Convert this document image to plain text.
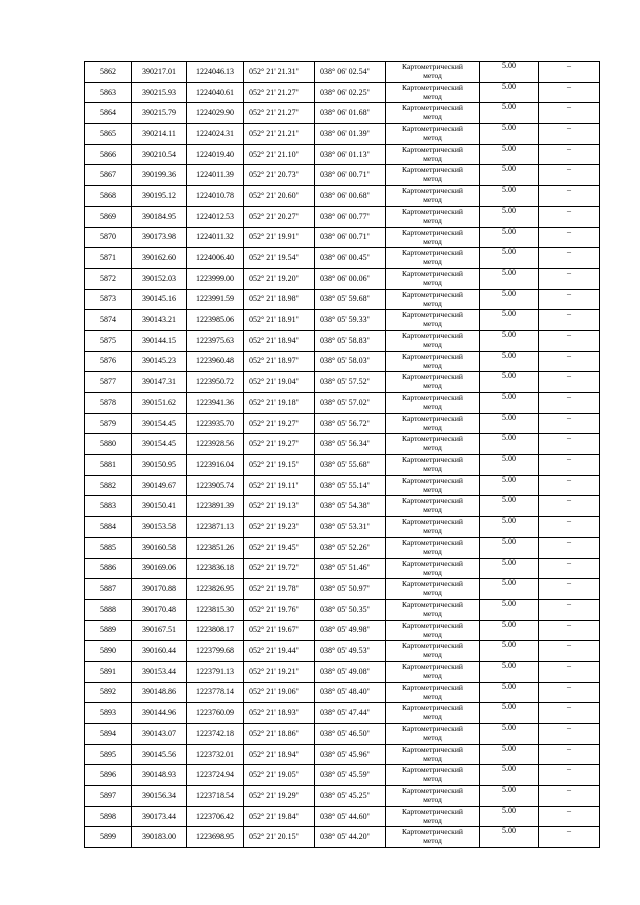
5862	390217.01	1224046.13	052° 21' 21.31"	038° 06' 02.54"	Картометрический
метод	5.00	–
5863	390215.93	1224040.61	052° 21' 21.27"	038° 06' 02.25"	Картометрический
метод	5.00	–
5864	390215.79	1224029.90	052° 21' 21.27"	038° 06' 01.68"	Картометрический
метод	5.00	–
5865	390214.11	1224024.31	052° 21' 21.21"	038° 06' 01.39"	Картометрический
метод	5.00	–
5866	390210.54	1224019.40	052° 21' 21.10"	038° 06' 01.13"	Картометрический
метод	5.00	–
5867	390199.36	1224011.39	052° 21' 20.73"	038° 06' 00.71"	Картометрический
метод	5.00	–
5868	390195.12	1224010.78	052° 21' 20.60"	038° 06' 00.68"	Картометрический
метод	5.00	–
5869	390184.95	1224012.53	052° 21' 20.27"	038° 06' 00.77"	Картометрический
метод	5.00	–
5870	390173.98	1224011.32	052° 21' 19.91"	038° 06' 00.71"	Картометрический
метод	5.00	–
5871	390162.60	1224006.40	052° 21' 19.54"	038° 06' 00.45"	Картометрический
метод	5.00	–
5872	390152.03	1223999.00	052° 21' 19.20"	038° 06' 00.06"	Картометрический
метод	5.00	–
5873	390145.16	1223991.59	052° 21' 18.98"	038° 05' 59.68"	Картометрический
метод	5.00	–
5874	390143.21	1223985.06	052° 21' 18.91"	038° 05' 59.33"	Картометрический
метод	5.00	–
5875	390144.15	1223975.63	052° 21' 18.94"	038° 05' 58.83"	Картометрический
метод	5.00	–
5876	390145.23	1223960.48	052° 21' 18.97"	038° 05' 58.03"	Картометрический
метод	5.00	–
5877	390147.31	1223950.72	052° 21' 19.04"	038° 05' 57.52"	Картометрический
метод	5.00	–
5878	390151.62	1223941.36	052° 21' 19.18"	038° 05' 57.02"	Картометрический
метод	5.00	–
5879	390154.45	1223935.70	052° 21' 19.27"	038° 05' 56.72"	Картометрический
метод	5.00	–
5880	390154.45	1223928.56	052° 21' 19.27"	038° 05' 56.34"	Картометрический
метод	5.00	–
5881	390150.95	1223916.04	052° 21' 19.15"	038° 05' 55.68"	Картометрический
метод	5.00	–
5882	390149.67	1223905.74	052° 21' 19.11"	038° 05' 55.14"	Картометрический
метод	5.00	–
5883	390150.41	1223891.39	052° 21' 19.13"	038° 05' 54.38"	Картометрический
метод	5.00	–
5884	390153.58	1223871.13	052° 21' 19.23"	038° 05' 53.31"	Картометрический
метод	5.00	–
5885	390160.58	1223851.26	052° 21' 19.45"	038° 05' 52.26"	Картометрический
метод	5.00	–
5886	390169.06	1223836.18	052° 21' 19.72"	038° 05' 51.46"	Картометрический
метод	5.00	–
5887	390170.88	1223826.95	052° 21' 19.78"	038° 05' 50.97"	Картометрический
метод	5.00	–
5888	390170.48	1223815.30	052° 21' 19.76"	038° 05' 50.35"	Картометрический
метод	5.00	–
5889	390167.51	1223808.17	052° 21' 19.67"	038° 05' 49.98"	Картометрический
метод	5.00	–
5890	390160.44	1223799.68	052° 21' 19.44"	038° 05' 49.53"	Картометрический
метод	5.00	–
5891	390153.44	1223791.13	052° 21' 19.21"	038° 05' 49.08"	Картометрический
метод	5.00	–
5892	390148.86	1223778.14	052° 21' 19.06"	038° 05' 48.40"	Картометрический
метод	5.00	–
5893	390144.96	1223760.09	052° 21' 18.93"	038° 05' 47.44"	Картометрический
метод	5.00	–
5894	390143.07	1223742.18	052° 21' 18.86"	038° 05' 46.50"	Картометрический
метод	5.00	–
5895	390145.56	1223732.01	052° 21' 18.94"	038° 05' 45.96"	Картометрический
метод	5.00	–
5896	390148.93	1223724.94	052° 21' 19.05"	038° 05' 45.59"	Картометрический
метод	5.00	–
5897	390156.34	1223718.54	052° 21' 19.29"	038° 05' 45.25"	Картометрический
метод	5.00	–
5898	390173.44	1223706.42	052° 21' 19.84"	038° 05' 44.60"	Картометрический
метод	5.00	–
5899	390183.00	1223698.95	052° 21' 20.15"	038° 05' 44.20"	Картометрический
метод	5.00	–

→ Short task
Retype each record exactly as it stands, but do not include the pictures.

→ Expected output
Convert this document image to plain text.
5862	390217.01	1224046.13	052° 21' 21.31"	038° 06' 02.54"	Картометрический
метод	5.00	–
5863	390215.93	1224040.61	052° 21' 21.27"	038° 06' 02.25"	Картометрический
метод	5.00	–
5864	390215.79	1224029.90	052° 21' 21.27"	038° 06' 01.68"	Картометрический
метод	5.00	–
5865	390214.11	1224024.31	052° 21' 21.21"	038° 06' 01.39"	Картометрический
метод	5.00	–
5866	390210.54	1224019.40	052° 21' 21.10"	038° 06' 01.13"	Картометрический
метод	5.00	–
5867	390199.36	1224011.39	052° 21' 20.73"	038° 06' 00.71"	Картометрический
метод	5.00	–
5868	390195.12	1224010.78	052° 21' 20.60"	038° 06' 00.68"	Картометрический
метод	5.00	–
5869	390184.95	1224012.53	052° 21' 20.27"	038° 06' 00.77"	Картометрический
метод	5.00	–
5870	390173.98	1224011.32	052° 21' 19.91"	038° 06' 00.71"	Картометрический
метод	5.00	–
5871	390162.60	1224006.40	052° 21' 19.54"	038° 06' 00.45"	Картометрический
метод	5.00	–
5872	390152.03	1223999.00	052° 21' 19.20"	038° 06' 00.06"	Картометрический
метод	5.00	–
5873	390145.16	1223991.59	052° 21' 18.98"	038° 05' 59.68"	Картометрический
метод	5.00	–
5874	390143.21	1223985.06	052° 21' 18.91"	038° 05' 59.33"	Картометрический
метод	5.00	–
5875	390144.15	1223975.63	052° 21' 18.94"	038° 05' 58.83"	Картометрический
метод	5.00	–
5876	390145.23	1223960.48	052° 21' 18.97"	038° 05' 58.03"	Картометрический
метод	5.00	–
5877	390147.31	1223950.72	052° 21' 19.04"	038° 05' 57.52"	Картометрический
метод	5.00	–
5878	390151.62	1223941.36	052° 21' 19.18"	038° 05' 57.02"	Картометрический
метод	5.00	–
5879	390154.45	1223935.70	052° 21' 19.27"	038° 05' 56.72"	Картометрический
метод	5.00	–
5880	390154.45	1223928.56	052° 21' 19.27"	038° 05' 56.34"	Картометрический
метод	5.00	–
5881	390150.95	1223916.04	052° 21' 19.15"	038° 05' 55.68"	Картометрический
метод	5.00	–
5882	390149.67	1223905.74	052° 21' 19.11"	038° 05' 55.14"	Картометрический
метод	5.00	–
5883	390150.41	1223891.39	052° 21' 19.13"	038° 05' 54.38"	Картометрический
метод	5.00	–
5884	390153.58	1223871.13	052° 21' 19.23"	038° 05' 53.31"	Картометрический
метод	5.00	–
5885	390160.58	1223851.26	052° 21' 19.45"	038° 05' 52.26"	Картометрический
метод	5.00	–
5886	390169.06	1223836.18	052° 21' 19.72"	038° 05' 51.46"	Картометрический
метод	5.00	–
5887	390170.88	1223826.95	052° 21' 19.78"	038° 05' 50.97"	Картометрический
метод	5.00	–
5888	390170.48	1223815.30	052° 21' 19.76"	038° 05' 50.35"	Картометрический
метод	5.00	–
5889	390167.51	1223808.17	052° 21' 19.67"	038° 05' 49.98"	Картометрический
метод	5.00	–
5890	390160.44	1223799.68	052° 21' 19.44"	038° 05' 49.53"	Картометрический
метод	5.00	–
5891	390153.44	1223791.13	052° 21' 19.21"	038° 05' 49.08"	Картометрический
метод	5.00	–
5892	390148.86	1223778.14	052° 21' 19.06"	038° 05' 48.40"	Картометрический
метод	5.00	–
5893	390144.96	1223760.09	052° 21' 18.93"	038° 05' 47.44"	Картометрический
метод	5.00	–
5894	390143.07	1223742.18	052° 21' 18.86"	038° 05' 46.50"	Картометрический
метод	5.00	–
5895	390145.56	1223732.01	052° 21' 18.94"	038° 05' 45.96"	Картометрический
метод	5.00	–
5896	390148.93	1223724.94	052° 21' 19.05"	038° 05' 45.59"	Картометрический
метод	5.00	–
5897	390156.34	1223718.54	052° 21' 19.29"	038° 05' 45.25"	Картометрический
метод	5.00	–
5898	390173.44	1223706.42	052° 21' 19.84"	038° 05' 44.60"	Картометрический
метод	5.00	–
5899	390183.00	1223698.95	052° 21' 20.15"	038° 05' 44.20"	Картометрический
метод	5.00	–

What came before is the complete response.